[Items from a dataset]
----
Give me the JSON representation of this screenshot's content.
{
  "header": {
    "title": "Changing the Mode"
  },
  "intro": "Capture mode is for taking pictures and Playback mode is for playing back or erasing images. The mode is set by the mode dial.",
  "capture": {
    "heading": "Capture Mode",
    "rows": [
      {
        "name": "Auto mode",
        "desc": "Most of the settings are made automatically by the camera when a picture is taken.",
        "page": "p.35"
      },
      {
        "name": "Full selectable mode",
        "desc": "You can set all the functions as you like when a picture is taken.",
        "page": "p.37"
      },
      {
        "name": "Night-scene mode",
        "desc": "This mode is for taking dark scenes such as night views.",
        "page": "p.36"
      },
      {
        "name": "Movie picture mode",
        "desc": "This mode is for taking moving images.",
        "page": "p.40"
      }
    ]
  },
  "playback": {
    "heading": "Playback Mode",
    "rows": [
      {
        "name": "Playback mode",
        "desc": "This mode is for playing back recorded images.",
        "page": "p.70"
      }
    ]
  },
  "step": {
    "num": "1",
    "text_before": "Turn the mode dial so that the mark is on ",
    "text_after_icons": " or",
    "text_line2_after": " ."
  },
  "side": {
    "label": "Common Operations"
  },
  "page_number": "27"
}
----
Reproduce the material exactly, with every line intact.

RESPONSE -
Give me the JSON representation of this screenshot's content.
{
  "header": {
    "title": "Changing the Mode"
  },
  "intro": "Capture mode is for taking pictures and Playback mode is for playing back or erasing images. The mode is set by the mode dial.",
  "capture": {
    "heading": "Capture Mode",
    "rows": [
      {
        "name": "Auto mode",
        "desc": "Most of the settings are made automatically by the camera when a picture is taken.",
        "page": "p.35"
      },
      {
        "name": "Full selectable mode",
        "desc": "You can set all the functions as you like when a picture is taken.",
        "page": "p.37"
      },
      {
        "name": "Night-scene mode",
        "desc": "This mode is for taking dark scenes such as night views.",
        "page": "p.36"
      },
      {
        "name": "Movie picture mode",
        "desc": "This mode is for taking moving images.",
        "page": "p.40"
      }
    ]
  },
  "playback": {
    "heading": "Playback Mode",
    "rows": [
      {
        "name": "Playback mode",
        "desc": "This mode is for playing back recorded images.",
        "page": "p.70"
      }
    ]
  },
  "step": {
    "num": "1",
    "text_before": "Turn the mode dial so that the mark is on ",
    "text_after_icons": " or",
    "text_line2_after": " ."
  },
  "side": {
    "label": "Common Operations"
  },
  "page_number": "27"
}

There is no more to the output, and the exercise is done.